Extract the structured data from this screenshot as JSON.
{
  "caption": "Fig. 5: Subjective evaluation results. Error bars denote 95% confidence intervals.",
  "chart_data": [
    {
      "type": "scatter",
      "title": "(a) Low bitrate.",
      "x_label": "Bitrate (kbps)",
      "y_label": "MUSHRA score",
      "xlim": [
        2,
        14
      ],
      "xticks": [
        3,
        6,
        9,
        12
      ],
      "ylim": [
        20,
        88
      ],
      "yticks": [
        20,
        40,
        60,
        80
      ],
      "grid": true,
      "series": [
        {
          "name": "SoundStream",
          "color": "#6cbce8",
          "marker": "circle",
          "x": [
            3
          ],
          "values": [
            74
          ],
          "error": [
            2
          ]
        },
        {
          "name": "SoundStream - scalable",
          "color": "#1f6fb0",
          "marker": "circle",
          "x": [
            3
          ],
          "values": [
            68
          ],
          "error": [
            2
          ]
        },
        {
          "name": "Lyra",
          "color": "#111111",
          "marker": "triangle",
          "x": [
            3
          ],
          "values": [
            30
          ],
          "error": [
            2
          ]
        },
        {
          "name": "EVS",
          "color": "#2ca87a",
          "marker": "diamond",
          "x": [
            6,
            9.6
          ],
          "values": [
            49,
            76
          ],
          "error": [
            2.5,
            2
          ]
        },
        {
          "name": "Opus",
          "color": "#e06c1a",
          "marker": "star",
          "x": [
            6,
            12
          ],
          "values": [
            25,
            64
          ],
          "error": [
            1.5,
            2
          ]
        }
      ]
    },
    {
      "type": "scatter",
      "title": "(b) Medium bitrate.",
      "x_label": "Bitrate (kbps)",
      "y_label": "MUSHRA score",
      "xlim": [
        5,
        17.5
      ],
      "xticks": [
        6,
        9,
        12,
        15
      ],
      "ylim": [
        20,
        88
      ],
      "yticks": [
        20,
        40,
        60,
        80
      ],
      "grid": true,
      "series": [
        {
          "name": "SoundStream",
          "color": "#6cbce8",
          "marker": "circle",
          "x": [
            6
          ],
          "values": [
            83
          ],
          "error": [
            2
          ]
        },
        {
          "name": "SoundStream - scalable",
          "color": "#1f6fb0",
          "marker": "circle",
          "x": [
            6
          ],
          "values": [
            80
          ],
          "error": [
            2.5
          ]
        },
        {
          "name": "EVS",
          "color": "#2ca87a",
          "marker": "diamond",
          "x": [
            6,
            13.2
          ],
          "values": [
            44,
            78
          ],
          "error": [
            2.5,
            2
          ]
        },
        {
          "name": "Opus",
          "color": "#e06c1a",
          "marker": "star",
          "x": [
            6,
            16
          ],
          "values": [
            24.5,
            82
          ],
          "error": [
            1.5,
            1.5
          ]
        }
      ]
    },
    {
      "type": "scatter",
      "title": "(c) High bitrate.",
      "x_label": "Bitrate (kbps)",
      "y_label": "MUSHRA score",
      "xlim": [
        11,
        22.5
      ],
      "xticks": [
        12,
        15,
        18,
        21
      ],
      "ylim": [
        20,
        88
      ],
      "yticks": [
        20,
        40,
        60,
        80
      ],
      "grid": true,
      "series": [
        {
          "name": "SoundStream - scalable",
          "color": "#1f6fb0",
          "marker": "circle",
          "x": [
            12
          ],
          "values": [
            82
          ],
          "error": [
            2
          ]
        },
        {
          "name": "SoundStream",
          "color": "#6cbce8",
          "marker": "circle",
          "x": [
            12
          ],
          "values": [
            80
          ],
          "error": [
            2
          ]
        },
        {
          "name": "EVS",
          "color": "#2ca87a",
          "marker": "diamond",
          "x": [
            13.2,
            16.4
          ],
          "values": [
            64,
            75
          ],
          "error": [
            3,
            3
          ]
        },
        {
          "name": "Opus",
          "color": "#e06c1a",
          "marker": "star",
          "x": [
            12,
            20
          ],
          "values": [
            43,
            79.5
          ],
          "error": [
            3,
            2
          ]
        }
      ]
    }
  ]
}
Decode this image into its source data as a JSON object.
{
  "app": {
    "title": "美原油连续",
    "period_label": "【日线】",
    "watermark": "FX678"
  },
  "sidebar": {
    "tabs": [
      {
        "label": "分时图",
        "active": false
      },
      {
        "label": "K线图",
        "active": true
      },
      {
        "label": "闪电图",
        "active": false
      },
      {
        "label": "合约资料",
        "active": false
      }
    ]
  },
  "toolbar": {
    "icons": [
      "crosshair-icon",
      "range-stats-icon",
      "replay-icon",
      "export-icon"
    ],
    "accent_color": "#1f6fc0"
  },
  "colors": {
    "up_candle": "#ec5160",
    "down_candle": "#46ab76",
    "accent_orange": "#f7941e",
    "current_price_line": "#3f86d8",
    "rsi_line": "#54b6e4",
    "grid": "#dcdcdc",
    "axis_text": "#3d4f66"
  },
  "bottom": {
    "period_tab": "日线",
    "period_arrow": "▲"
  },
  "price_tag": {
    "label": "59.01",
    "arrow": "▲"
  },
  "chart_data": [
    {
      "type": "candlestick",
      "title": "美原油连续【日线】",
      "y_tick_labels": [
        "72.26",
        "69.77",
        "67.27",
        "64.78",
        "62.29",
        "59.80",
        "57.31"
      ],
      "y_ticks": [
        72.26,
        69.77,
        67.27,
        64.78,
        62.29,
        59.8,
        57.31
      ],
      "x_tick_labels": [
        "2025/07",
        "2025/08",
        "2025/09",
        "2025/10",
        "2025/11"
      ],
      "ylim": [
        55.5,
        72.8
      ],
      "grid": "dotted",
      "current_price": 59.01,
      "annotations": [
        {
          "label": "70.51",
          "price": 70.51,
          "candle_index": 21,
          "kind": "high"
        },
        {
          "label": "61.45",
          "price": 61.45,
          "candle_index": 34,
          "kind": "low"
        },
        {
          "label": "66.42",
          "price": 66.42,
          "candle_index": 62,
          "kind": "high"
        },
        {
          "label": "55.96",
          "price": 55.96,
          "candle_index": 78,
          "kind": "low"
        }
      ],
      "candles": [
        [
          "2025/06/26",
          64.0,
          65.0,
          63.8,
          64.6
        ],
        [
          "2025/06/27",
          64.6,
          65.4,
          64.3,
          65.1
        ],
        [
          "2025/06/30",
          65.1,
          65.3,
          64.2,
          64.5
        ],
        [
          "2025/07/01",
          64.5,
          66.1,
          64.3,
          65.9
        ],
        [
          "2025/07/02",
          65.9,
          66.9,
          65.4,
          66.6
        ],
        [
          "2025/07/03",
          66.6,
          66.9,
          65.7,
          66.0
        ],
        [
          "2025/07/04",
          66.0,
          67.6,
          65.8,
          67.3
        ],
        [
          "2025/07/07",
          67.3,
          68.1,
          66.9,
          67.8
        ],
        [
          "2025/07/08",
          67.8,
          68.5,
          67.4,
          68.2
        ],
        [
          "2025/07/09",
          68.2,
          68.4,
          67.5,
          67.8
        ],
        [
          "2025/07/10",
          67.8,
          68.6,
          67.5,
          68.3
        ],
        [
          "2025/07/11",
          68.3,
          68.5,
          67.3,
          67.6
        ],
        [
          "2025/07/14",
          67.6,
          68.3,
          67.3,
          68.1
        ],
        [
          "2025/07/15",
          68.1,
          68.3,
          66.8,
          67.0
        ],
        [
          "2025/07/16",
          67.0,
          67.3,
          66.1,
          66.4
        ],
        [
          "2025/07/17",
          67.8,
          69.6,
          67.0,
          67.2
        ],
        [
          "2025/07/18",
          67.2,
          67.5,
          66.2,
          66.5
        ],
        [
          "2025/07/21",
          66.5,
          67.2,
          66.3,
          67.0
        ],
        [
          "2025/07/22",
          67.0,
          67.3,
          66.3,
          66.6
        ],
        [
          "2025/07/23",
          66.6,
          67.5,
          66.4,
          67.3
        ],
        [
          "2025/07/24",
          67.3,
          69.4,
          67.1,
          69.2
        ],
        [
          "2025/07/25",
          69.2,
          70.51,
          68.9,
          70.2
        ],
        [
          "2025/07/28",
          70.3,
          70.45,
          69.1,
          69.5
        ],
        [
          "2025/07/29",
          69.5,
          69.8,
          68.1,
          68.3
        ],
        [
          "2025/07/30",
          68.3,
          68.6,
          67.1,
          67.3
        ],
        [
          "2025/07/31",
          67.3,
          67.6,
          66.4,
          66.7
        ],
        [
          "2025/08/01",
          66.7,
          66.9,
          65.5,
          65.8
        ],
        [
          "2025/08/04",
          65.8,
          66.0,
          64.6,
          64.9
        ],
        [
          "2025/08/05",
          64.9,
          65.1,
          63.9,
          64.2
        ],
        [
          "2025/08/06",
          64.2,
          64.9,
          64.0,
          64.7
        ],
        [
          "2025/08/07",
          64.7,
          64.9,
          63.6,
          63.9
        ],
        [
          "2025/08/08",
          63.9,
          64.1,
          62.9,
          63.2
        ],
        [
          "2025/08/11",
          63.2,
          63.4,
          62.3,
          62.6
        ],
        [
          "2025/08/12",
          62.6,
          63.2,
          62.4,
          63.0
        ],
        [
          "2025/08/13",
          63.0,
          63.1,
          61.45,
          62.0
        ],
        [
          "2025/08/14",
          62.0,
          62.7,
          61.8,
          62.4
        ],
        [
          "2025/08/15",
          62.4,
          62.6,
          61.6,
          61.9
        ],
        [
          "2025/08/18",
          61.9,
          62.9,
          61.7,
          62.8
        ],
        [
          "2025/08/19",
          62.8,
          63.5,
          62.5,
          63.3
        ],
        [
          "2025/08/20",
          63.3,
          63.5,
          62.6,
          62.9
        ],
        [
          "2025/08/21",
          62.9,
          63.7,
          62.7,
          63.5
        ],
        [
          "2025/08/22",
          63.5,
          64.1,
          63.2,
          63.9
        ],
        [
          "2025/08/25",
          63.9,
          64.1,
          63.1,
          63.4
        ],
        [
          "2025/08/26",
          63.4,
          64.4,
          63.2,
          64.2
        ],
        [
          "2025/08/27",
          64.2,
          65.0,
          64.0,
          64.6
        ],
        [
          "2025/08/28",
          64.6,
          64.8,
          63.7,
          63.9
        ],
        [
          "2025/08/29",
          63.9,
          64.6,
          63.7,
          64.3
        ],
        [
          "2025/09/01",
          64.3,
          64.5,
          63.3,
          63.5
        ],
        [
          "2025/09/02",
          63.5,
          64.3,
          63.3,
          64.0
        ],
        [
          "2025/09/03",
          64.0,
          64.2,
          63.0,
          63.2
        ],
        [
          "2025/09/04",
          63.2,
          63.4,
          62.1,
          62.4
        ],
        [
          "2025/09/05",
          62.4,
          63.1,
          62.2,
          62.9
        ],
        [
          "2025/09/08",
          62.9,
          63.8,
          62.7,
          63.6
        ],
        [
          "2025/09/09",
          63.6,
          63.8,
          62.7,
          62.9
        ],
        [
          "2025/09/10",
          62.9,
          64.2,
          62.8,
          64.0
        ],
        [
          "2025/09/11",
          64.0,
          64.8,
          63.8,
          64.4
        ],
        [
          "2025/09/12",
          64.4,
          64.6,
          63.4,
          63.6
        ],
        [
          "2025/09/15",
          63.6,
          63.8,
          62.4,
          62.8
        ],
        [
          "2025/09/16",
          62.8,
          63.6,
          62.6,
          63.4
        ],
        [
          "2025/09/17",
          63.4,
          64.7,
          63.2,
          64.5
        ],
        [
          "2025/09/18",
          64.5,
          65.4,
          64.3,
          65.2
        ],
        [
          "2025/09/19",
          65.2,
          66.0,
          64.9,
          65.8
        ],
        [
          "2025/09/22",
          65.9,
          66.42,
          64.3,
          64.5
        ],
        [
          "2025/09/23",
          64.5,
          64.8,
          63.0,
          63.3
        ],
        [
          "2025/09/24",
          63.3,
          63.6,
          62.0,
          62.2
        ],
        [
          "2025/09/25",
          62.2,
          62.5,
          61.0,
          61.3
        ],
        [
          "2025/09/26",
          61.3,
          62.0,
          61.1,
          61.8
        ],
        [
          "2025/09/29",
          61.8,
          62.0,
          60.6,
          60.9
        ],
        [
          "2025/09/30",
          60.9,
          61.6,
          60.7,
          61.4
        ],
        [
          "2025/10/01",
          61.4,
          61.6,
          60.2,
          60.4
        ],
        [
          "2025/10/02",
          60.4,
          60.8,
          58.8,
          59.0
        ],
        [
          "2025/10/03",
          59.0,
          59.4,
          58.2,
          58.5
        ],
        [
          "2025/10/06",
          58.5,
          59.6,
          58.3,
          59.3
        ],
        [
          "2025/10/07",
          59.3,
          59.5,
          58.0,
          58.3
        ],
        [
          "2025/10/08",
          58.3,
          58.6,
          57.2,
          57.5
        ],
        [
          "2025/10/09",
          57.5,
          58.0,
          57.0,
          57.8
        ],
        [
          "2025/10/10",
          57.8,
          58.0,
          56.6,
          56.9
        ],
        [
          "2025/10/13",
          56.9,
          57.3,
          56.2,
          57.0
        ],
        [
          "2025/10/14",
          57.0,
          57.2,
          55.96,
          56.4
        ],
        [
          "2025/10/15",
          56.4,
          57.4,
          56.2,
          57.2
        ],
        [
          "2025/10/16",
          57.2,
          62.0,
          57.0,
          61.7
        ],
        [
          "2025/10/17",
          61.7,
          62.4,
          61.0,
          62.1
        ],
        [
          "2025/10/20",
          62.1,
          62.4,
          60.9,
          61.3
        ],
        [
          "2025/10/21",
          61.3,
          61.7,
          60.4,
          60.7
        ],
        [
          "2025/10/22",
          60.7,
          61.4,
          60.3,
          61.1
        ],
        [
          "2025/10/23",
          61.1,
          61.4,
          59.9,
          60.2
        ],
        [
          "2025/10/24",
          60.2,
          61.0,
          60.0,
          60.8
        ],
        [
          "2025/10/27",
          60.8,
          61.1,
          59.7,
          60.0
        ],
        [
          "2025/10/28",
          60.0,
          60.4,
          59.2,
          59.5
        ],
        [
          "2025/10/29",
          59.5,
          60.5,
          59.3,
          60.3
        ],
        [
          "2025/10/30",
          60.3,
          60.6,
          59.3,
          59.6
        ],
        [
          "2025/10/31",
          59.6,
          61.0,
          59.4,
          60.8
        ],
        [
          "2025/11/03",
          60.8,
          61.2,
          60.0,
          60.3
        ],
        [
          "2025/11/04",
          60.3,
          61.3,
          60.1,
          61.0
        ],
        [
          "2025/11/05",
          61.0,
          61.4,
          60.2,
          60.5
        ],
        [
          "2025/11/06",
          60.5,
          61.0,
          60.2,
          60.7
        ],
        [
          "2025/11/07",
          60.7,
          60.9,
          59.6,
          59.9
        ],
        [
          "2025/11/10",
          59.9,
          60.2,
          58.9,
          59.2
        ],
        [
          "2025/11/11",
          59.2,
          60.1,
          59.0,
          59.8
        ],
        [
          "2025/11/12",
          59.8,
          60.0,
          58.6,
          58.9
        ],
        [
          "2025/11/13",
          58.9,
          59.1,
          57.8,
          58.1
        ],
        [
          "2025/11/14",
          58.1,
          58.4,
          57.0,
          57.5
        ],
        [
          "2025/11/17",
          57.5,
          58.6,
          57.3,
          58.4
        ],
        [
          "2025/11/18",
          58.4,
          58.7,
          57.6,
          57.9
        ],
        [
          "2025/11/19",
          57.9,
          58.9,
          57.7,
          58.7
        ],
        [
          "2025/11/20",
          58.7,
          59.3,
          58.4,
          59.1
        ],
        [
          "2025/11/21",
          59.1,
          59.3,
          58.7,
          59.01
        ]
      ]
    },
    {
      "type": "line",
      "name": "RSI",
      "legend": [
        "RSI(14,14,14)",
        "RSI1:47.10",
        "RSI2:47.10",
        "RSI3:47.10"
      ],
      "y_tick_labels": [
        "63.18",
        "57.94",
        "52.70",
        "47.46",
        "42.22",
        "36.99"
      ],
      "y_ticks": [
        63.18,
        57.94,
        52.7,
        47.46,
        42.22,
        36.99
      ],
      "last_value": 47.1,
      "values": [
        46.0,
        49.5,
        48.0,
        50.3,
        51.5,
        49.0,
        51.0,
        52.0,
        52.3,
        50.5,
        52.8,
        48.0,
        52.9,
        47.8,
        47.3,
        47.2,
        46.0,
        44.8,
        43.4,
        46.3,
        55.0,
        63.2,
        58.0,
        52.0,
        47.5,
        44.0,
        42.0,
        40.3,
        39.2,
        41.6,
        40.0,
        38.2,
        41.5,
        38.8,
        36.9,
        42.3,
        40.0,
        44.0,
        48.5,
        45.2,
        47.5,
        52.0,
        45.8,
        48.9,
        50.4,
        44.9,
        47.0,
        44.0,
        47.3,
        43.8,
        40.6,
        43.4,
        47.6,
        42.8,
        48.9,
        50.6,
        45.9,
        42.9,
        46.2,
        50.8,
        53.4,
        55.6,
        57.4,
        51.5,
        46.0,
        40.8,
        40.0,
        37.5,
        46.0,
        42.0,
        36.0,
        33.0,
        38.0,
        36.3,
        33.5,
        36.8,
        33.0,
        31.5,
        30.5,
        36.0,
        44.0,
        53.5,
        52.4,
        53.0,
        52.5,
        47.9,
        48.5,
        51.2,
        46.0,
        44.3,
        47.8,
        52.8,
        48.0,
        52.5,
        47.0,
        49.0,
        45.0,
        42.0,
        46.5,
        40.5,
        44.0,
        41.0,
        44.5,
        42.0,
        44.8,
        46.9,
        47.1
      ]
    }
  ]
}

- [YOUR OBJECTIVE]:
Where a line in the material contains "JSON", copy that line.

- [WRITTEN RESPONSE]:
Extract the structured data from this screenshot as JSON.
Decode this image into its source data as a JSON object.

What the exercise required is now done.